→ Passage shown
Mobile app and game developers can use on-device machine learning in their apps to increase user engagement and grow revenue. We worked with game developer HalfBrick to train and implement a custom model that personalized the user’s in-game experience based on the player’s skill level and session details, resulting in increased interactions with a rewarded video ad unit by 36%. In this blog post we’ll walk through how HalfBrick implemented this functionality and share a codelab for you to try it yourself.
Every end-user or gamer is different, and personalizing an app purely based on hard-coded logic can quickly become complex and hard to scale. However, taking all relevant signals into account, game developers can train a Machine Learning model to create a personalized experience for each user. Once trained, they can “ask” the model to give the best recommendations for a particular user given a set of inputs (e.g. “Which item from the catalog should I offer to a user that has reached skill level ‘pro’, is on level 5, and has 1 life left?“)
Custom ML models can be architected, tuned, and trained based on the inputs that you think are relevant to your decision, making the implementation specific to your use case and customers. If you are looking for a simpler personalization solution that doesn’t require you to train your own model and where the answer is unlikely to change multiple times per session (e.g. “What is the right frequency to offer a rewarded video to each user?”) we recommend using Firebase Remote Config’s personalization feature.

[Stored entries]
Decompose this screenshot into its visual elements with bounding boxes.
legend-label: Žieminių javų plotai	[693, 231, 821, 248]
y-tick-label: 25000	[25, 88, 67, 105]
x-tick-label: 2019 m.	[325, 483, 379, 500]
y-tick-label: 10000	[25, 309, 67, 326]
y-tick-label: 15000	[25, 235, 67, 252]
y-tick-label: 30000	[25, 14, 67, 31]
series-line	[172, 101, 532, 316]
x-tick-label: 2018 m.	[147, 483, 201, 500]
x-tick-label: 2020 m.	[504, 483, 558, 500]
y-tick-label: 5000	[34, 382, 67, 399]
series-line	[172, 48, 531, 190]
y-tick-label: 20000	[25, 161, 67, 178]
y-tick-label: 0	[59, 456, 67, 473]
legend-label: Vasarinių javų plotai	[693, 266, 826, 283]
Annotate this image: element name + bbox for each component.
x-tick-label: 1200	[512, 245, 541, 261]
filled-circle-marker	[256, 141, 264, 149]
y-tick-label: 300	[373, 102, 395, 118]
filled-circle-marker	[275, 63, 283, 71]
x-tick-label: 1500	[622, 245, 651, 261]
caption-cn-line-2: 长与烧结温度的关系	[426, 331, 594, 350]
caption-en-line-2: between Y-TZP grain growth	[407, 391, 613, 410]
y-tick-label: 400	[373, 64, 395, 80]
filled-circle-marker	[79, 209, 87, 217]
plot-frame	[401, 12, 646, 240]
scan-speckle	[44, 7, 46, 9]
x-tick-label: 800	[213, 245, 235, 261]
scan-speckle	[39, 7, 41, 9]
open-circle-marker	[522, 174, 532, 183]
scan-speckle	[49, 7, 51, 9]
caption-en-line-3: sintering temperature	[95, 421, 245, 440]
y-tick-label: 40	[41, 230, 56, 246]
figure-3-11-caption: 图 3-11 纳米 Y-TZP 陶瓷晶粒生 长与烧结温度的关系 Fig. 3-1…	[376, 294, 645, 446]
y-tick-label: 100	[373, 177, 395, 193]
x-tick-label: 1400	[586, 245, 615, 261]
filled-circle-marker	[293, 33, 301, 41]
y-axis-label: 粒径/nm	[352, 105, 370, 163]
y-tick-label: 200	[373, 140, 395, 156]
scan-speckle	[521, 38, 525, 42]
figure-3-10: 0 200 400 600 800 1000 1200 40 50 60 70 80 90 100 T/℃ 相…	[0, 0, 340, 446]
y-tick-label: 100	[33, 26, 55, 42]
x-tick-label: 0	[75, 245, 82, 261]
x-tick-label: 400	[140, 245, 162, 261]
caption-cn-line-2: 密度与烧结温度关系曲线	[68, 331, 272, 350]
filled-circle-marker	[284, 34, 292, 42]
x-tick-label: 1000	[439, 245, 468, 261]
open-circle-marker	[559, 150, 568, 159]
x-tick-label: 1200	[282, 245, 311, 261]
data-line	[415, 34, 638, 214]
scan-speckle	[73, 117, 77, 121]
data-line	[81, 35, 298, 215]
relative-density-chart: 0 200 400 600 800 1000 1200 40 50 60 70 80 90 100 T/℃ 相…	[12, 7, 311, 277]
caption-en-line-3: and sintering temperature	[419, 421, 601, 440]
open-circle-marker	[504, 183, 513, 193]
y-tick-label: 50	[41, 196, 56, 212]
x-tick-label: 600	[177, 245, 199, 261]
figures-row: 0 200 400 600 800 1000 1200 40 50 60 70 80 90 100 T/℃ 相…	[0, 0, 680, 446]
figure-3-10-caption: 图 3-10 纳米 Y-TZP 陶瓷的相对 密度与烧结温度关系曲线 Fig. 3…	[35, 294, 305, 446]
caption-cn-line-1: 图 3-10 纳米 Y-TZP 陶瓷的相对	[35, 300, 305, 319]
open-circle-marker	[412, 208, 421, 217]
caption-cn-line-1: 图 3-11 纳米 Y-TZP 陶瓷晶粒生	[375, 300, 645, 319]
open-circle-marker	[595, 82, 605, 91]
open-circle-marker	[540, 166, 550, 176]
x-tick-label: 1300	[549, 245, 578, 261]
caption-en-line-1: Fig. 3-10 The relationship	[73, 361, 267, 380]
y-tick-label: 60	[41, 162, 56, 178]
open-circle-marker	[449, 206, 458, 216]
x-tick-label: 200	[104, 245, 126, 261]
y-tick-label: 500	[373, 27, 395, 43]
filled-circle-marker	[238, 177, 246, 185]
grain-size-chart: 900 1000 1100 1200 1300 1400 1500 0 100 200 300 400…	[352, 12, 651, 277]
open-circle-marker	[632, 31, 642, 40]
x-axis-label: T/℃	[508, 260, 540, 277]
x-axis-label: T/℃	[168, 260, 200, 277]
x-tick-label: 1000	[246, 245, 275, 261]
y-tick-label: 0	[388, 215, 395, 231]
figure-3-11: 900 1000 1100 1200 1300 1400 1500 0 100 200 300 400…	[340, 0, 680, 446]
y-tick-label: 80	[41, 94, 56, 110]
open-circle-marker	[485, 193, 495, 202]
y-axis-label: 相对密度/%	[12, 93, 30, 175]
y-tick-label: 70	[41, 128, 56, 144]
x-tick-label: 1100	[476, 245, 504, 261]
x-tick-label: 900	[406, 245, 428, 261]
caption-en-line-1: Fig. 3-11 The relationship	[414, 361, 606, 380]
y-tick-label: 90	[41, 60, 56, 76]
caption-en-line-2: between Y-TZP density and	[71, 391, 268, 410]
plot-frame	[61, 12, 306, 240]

→ Exercise
In the passage on on-device machine learning for games, what does the text recommend for simpler personalization that doesn't require training your own model?

→ Output for this task
Firebase Remote Config's personalization feature.